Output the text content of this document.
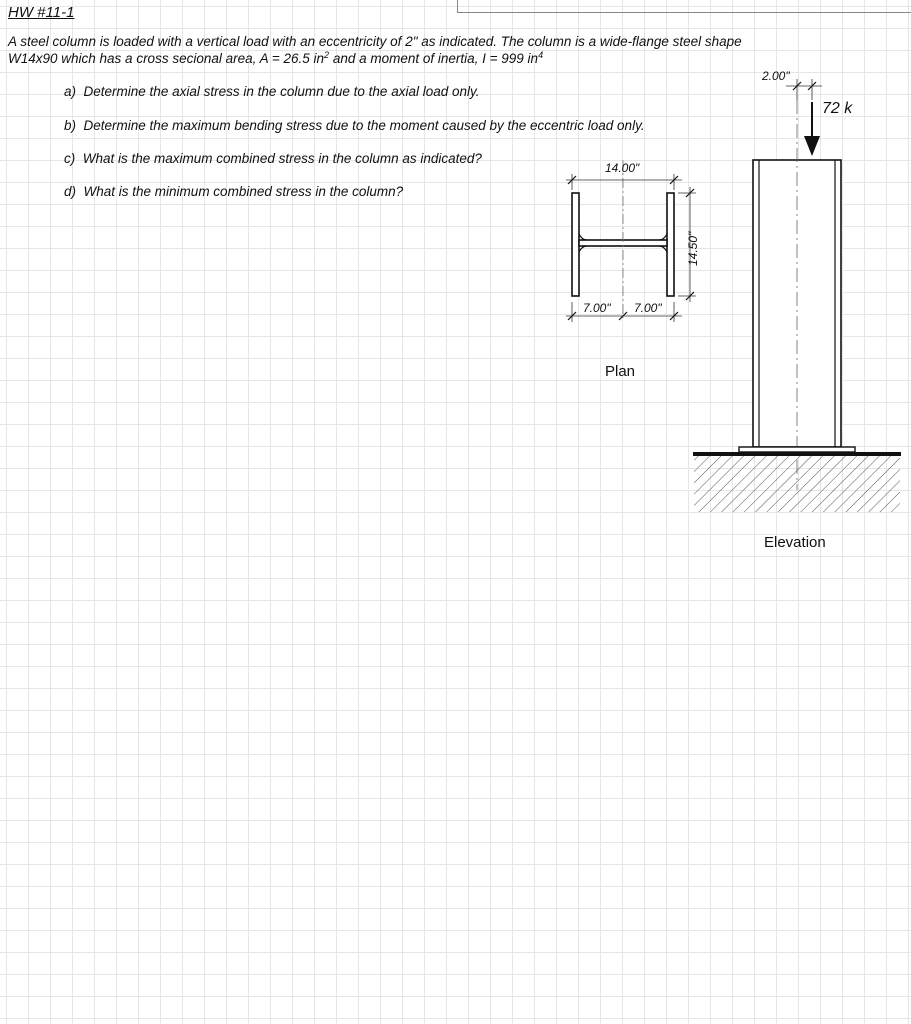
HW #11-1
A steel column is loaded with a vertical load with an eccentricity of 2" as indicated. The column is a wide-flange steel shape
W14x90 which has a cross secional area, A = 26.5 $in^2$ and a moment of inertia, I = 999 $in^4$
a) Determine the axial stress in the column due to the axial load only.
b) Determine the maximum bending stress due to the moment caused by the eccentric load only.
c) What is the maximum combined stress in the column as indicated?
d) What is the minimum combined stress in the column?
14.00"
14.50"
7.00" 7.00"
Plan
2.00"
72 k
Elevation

##########

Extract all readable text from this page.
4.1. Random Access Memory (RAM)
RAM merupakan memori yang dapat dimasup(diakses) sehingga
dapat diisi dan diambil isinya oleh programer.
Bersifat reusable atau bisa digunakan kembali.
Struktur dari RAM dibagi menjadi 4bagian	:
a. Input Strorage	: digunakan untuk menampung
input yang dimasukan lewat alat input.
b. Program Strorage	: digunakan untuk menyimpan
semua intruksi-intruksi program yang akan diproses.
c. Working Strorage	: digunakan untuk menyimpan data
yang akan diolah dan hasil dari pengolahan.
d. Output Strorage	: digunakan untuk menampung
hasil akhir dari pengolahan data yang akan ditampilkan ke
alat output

##########

__TASK STATEMENT__
Select the lines in this material that hold the word "Strorage", leaving none out.

__RESPONSE TO THE EXERCISE__
a. Input Strorage	: digunakan untuk menampung
b. Program Strorage	: digunakan untuk menyimpan
c. Working Strorage	: digunakan untuk menyimpan data
d. Output Strorage	: digunakan untuk menampung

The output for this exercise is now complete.